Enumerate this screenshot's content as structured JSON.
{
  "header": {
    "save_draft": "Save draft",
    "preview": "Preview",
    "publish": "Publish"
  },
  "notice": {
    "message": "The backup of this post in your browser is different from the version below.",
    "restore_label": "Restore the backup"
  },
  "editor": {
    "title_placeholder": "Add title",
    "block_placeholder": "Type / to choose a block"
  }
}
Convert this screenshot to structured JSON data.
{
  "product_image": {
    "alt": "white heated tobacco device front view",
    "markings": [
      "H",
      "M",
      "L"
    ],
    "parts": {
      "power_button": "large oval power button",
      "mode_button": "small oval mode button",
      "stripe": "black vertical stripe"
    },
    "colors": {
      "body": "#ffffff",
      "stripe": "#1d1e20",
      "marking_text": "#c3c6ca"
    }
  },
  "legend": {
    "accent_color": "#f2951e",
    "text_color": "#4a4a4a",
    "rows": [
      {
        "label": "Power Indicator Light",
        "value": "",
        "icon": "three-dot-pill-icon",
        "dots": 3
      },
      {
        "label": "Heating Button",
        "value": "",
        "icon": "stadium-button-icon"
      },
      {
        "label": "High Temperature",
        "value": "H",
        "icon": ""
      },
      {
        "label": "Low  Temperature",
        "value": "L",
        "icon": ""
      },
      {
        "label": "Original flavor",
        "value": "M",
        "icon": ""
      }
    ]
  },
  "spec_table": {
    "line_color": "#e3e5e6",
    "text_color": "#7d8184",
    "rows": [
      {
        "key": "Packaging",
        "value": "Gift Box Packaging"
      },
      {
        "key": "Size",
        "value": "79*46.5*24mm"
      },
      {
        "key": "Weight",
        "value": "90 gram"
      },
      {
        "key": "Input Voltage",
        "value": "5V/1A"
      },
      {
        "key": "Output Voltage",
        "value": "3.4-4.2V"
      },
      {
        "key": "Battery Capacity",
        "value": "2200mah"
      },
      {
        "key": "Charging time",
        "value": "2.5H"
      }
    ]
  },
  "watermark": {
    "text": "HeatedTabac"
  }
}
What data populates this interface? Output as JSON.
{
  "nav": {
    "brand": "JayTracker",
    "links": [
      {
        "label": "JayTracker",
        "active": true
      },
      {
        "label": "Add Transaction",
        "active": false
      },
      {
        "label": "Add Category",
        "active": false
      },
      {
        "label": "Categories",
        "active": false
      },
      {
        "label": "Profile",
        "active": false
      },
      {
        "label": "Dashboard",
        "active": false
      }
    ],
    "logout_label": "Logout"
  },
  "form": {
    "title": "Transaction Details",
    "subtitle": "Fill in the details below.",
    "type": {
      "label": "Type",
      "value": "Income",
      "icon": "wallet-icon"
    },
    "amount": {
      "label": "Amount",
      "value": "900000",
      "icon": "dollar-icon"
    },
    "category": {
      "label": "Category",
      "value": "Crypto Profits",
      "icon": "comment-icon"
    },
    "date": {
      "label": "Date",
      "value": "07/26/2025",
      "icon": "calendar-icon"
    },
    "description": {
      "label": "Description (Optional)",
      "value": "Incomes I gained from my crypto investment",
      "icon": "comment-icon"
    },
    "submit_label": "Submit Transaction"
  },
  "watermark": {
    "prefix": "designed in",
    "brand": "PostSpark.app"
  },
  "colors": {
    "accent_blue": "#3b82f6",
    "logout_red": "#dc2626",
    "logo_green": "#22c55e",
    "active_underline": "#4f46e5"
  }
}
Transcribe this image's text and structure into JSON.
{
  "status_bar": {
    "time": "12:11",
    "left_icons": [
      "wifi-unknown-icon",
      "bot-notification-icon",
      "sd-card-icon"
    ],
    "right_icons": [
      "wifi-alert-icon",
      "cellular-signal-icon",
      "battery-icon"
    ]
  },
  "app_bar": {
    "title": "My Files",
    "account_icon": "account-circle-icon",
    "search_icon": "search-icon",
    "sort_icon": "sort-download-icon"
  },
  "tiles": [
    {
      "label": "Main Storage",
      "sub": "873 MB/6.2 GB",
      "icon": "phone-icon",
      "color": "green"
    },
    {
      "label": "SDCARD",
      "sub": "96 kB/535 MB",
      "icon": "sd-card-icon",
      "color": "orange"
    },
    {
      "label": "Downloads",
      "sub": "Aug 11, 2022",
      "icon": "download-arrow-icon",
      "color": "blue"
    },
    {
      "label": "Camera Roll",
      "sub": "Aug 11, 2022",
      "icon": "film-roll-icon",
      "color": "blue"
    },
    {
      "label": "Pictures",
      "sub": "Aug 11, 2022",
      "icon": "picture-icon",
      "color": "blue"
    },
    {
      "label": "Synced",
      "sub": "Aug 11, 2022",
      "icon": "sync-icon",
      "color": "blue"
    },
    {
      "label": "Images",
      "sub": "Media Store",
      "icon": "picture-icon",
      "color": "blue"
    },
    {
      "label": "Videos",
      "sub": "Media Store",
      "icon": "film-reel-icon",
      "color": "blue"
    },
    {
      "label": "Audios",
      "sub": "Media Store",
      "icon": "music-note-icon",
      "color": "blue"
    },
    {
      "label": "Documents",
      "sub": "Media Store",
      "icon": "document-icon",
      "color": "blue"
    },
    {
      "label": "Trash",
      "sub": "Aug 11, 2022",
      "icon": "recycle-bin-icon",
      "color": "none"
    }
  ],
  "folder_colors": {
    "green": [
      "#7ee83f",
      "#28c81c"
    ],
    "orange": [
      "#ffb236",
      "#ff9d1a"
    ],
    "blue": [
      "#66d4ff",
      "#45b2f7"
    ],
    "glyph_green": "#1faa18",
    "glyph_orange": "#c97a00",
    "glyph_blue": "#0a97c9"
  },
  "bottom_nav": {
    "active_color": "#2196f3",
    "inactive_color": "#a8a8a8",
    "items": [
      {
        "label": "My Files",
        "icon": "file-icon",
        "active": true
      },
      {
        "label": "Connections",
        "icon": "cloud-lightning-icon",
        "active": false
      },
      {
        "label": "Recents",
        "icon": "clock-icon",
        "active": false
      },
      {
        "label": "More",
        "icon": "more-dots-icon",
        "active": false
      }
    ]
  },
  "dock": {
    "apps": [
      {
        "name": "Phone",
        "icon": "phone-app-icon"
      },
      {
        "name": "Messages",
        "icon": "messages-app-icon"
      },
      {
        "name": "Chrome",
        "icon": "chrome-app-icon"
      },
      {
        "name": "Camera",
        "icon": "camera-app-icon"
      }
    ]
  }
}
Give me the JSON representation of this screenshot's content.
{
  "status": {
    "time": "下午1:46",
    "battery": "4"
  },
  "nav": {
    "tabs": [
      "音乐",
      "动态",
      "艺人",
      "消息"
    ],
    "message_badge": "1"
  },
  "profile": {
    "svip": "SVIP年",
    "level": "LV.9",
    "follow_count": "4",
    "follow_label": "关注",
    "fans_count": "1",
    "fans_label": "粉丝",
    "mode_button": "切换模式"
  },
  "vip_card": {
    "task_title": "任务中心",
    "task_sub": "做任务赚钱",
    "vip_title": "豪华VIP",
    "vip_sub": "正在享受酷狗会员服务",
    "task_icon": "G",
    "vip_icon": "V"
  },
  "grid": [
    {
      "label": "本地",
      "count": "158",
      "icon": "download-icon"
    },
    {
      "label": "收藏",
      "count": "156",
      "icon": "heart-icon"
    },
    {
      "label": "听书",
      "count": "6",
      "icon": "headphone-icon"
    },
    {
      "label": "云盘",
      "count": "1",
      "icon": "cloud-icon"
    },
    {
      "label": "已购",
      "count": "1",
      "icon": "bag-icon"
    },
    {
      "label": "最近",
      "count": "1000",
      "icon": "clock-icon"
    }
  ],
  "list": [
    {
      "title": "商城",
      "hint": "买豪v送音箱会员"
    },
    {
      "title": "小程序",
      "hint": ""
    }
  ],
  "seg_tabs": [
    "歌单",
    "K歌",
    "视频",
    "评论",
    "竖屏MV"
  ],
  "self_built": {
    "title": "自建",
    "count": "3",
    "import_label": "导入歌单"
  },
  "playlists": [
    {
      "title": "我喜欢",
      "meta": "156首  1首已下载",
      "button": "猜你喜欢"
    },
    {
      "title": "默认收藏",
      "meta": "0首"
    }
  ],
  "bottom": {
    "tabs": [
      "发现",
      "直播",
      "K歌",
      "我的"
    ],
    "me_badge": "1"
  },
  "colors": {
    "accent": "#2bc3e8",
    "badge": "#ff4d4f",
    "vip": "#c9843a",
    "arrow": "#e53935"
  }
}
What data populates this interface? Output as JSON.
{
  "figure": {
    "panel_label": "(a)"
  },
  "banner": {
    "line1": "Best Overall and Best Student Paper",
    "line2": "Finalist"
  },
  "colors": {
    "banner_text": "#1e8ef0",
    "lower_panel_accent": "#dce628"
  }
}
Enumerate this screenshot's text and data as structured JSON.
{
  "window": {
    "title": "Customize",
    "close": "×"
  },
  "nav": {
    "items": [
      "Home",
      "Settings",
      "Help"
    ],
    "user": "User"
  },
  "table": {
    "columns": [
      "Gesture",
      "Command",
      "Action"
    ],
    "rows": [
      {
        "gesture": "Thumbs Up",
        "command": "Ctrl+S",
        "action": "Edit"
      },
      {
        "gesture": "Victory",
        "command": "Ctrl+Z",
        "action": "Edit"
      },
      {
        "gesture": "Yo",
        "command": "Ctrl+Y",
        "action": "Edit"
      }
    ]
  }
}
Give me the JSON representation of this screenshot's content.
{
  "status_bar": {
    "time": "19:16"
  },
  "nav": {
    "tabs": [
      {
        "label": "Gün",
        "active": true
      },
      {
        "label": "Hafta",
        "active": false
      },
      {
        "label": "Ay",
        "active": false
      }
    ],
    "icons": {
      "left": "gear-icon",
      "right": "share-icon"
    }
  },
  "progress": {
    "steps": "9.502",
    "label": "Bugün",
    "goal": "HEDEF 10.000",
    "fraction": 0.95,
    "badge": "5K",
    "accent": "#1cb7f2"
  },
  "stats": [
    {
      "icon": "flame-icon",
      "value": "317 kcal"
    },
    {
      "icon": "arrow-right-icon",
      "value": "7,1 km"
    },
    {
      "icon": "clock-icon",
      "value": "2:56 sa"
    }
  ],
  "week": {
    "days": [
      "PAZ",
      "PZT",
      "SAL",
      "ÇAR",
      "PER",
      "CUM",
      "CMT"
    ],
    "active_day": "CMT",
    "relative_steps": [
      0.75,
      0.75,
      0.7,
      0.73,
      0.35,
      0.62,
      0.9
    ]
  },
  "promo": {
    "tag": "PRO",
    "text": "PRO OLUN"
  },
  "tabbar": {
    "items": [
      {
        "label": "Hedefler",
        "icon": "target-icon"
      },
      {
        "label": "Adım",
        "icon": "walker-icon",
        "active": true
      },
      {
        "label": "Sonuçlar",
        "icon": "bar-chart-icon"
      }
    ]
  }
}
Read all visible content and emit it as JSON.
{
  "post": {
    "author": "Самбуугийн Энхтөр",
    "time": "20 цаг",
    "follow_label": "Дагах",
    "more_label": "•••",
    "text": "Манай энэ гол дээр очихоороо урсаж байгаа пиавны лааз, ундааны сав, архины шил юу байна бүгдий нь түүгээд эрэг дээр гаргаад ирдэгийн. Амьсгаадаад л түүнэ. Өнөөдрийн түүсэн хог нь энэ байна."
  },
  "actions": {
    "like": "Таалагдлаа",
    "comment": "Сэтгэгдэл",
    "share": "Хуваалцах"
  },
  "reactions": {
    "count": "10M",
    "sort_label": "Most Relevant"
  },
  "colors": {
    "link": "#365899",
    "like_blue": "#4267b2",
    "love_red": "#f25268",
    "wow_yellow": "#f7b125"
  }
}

== TO BE DONE ==
Find the lines above holding the word "Ctrl" and show them.

== FINISHED ANSWER ==
        "command": "Ctrl+S",
        "command": "Ctrl+Z",
        "command": "Ctrl+Y",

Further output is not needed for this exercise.